**Data in this exercise**
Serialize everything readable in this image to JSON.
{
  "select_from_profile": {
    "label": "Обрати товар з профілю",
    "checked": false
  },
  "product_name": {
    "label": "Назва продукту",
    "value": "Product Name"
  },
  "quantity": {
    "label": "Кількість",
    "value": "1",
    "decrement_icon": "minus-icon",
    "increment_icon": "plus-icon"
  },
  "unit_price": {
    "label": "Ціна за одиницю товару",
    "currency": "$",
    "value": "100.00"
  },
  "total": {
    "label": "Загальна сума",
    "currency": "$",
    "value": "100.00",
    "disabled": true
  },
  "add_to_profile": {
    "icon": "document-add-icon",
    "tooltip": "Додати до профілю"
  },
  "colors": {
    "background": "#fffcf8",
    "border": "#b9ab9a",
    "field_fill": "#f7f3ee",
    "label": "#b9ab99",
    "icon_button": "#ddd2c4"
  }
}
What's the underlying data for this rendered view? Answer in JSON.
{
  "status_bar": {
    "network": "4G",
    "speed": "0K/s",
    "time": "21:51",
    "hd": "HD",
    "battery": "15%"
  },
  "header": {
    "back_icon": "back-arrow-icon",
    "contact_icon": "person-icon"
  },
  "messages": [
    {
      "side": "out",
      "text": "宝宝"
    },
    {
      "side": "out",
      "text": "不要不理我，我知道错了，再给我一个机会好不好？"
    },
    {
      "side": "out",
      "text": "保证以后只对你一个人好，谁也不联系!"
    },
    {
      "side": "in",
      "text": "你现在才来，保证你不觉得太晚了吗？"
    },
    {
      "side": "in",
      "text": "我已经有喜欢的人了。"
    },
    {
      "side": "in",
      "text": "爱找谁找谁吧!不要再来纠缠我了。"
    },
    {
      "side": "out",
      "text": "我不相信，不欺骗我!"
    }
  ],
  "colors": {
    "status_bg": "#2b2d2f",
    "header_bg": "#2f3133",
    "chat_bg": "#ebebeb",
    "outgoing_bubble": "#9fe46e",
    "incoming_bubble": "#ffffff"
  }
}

**Exercise**
Retype the records in full. Keep every line identical to the original.

**Response to the task**
Serialize everything readable in this image to JSON.
{
  "select_from_profile": {
    "label": "Обрати товар з профілю",
    "checked": false
  },
  "product_name": {
    "label": "Назва продукту",
    "value": "Product Name"
  },
  "quantity": {
    "label": "Кількість",
    "value": "1",
    "decrement_icon": "minus-icon",
    "increment_icon": "plus-icon"
  },
  "unit_price": {
    "label": "Ціна за одиницю товару",
    "currency": "$",
    "value": "100.00"
  },
  "total": {
    "label": "Загальна сума",
    "currency": "$",
    "value": "100.00",
    "disabled": true
  },
  "add_to_profile": {
    "icon": "document-add-icon",
    "tooltip": "Додати до профілю"
  },
  "colors": {
    "background": "#fffcf8",
    "border": "#b9ab9a",
    "field_fill": "#f7f3ee",
    "label": "#b9ab99",
    "icon_button": "#ddd2c4"
  }
}
What's the underlying data for this rendered view? Answer in JSON.
{
  "status_bar": {
    "network": "4G",
    "speed": "0K/s",
    "time": "21:51",
    "hd": "HD",
    "battery": "15%"
  },
  "header": {
    "back_icon": "back-arrow-icon",
    "contact_icon": "person-icon"
  },
  "messages": [
    {
      "side": "out",
      "text": "宝宝"
    },
    {
      "side": "out",
      "text": "不要不理我，我知道错了，再给我一个机会好不好？"
    },
    {
      "side": "out",
      "text": "保证以后只对你一个人好，谁也不联系!"
    },
    {
      "side": "in",
      "text": "你现在才来，保证你不觉得太晚了吗？"
    },
    {
      "side": "in",
      "text": "我已经有喜欢的人了。"
    },
    {
      "side": "in",
      "text": "爱找谁找谁吧!不要再来纠缠我了。"
    },
    {
      "side": "out",
      "text": "我不相信，不欺骗我!"
    }
  ],
  "colors": {
    "status_bg": "#2b2d2f",
    "header_bg": "#2f3133",
    "chat_bg": "#ebebeb",
    "outgoing_bubble": "#9fe46e",
    "incoming_bubble": "#ffffff"
  }
}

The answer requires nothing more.